GIVEN INSTRUCTION: Your task is to copy every line of this material exactly.

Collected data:
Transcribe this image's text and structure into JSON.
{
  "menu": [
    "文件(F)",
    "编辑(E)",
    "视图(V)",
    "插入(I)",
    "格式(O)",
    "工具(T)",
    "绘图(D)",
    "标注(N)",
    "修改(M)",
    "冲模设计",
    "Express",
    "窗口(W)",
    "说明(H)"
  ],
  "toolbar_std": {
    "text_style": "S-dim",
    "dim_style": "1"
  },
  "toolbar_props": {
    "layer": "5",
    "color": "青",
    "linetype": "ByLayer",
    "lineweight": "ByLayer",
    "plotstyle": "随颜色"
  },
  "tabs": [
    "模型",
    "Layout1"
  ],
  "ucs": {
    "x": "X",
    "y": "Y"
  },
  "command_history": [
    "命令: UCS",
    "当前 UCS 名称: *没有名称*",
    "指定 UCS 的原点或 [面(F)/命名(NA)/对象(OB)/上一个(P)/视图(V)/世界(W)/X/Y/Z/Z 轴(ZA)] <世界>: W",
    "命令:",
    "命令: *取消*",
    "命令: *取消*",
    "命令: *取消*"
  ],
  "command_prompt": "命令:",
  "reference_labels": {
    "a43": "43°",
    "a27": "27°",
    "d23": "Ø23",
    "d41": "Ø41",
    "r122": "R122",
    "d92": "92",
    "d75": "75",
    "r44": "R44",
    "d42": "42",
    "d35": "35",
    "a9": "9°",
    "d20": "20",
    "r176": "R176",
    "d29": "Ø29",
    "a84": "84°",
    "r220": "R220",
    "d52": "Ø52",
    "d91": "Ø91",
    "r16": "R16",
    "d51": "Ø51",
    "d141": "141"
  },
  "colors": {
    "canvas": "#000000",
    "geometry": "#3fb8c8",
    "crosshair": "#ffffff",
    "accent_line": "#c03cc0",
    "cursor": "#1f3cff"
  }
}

TASK RESULT:
Transcribe this image's text and structure into JSON.
{
  "menu": [
    "文件(F)",
    "编辑(E)",
    "视图(V)",
    "插入(I)",
    "格式(O)",
    "工具(T)",
    "绘图(D)",
    "标注(N)",
    "修改(M)",
    "冲模设计",
    "Express",
    "窗口(W)",
    "说明(H)"
  ],
  "toolbar_std": {
    "text_style": "S-dim",
    "dim_style": "1"
  },
  "toolbar_props": {
    "layer": "5",
    "color": "青",
    "linetype": "ByLayer",
    "lineweight": "ByLayer",
    "plotstyle": "随颜色"
  },
  "tabs": [
    "模型",
    "Layout1"
  ],
  "ucs": {
    "x": "X",
    "y": "Y"
  },
  "command_history": [
    "命令: UCS",
    "当前 UCS 名称: *没有名称*",
    "指定 UCS 的原点或 [面(F)/命名(NA)/对象(OB)/上一个(P)/视图(V)/世界(W)/X/Y/Z/Z 轴(ZA)] <世界>: W",
    "命令:",
    "命令: *取消*",
    "命令: *取消*",
    "命令: *取消*"
  ],
  "command_prompt": "命令:",
  "reference_labels": {
    "a43": "43°",
    "a27": "27°",
    "d23": "Ø23",
    "d41": "Ø41",
    "r122": "R122",
    "d92": "92",
    "d75": "75",
    "r44": "R44",
    "d42": "42",
    "d35": "35",
    "a9": "9°",
    "d20": "20",
    "r176": "R176",
    "d29": "Ø29",
    "a84": "84°",
    "r220": "R220",
    "d52": "Ø52",
    "d91": "Ø91",
    "r16": "R16",
    "d51": "Ø51",
    "d141": "141"
  },
  "colors": {
    "canvas": "#000000",
    "geometry": "#3fb8c8",
    "crosshair": "#ffffff",
    "accent_line": "#c03cc0",
    "cursor": "#1f3cff"
  }
}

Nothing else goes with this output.